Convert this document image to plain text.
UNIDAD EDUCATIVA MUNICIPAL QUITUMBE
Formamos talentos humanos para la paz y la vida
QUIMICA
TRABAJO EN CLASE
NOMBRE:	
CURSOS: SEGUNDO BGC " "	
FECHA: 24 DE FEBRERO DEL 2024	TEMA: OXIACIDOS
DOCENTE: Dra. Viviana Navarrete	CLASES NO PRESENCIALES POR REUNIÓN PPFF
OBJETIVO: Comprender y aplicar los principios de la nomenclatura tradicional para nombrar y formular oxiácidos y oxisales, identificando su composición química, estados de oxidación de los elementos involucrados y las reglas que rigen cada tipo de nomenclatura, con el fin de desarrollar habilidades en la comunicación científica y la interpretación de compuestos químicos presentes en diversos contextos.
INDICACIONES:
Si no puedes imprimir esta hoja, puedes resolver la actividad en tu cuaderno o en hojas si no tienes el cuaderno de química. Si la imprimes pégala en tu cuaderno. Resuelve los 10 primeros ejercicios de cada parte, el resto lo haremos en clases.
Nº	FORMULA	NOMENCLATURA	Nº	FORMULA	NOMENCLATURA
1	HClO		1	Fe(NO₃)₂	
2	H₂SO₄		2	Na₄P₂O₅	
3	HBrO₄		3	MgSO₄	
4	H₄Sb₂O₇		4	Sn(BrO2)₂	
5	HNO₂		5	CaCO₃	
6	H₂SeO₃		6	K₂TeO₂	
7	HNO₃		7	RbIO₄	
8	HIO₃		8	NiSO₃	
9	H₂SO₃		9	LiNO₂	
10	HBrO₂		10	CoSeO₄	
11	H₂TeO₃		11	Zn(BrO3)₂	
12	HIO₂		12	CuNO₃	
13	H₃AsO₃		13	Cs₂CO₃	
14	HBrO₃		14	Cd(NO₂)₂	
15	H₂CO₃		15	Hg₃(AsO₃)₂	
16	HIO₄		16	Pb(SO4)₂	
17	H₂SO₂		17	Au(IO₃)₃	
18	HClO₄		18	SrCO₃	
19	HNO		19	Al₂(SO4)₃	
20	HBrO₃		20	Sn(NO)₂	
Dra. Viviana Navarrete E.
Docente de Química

■ ■ ■ ■

▶ What you need to do: Look through the entries above; copy each line where the string "Navarrete" appears.

▶ Response to the exercise:
DOCENTE: Dra. Viviana Navarrete	CLASES NO PRESENCIALES POR REUNIÓN PPFF
Dra. Viviana Navarrete E.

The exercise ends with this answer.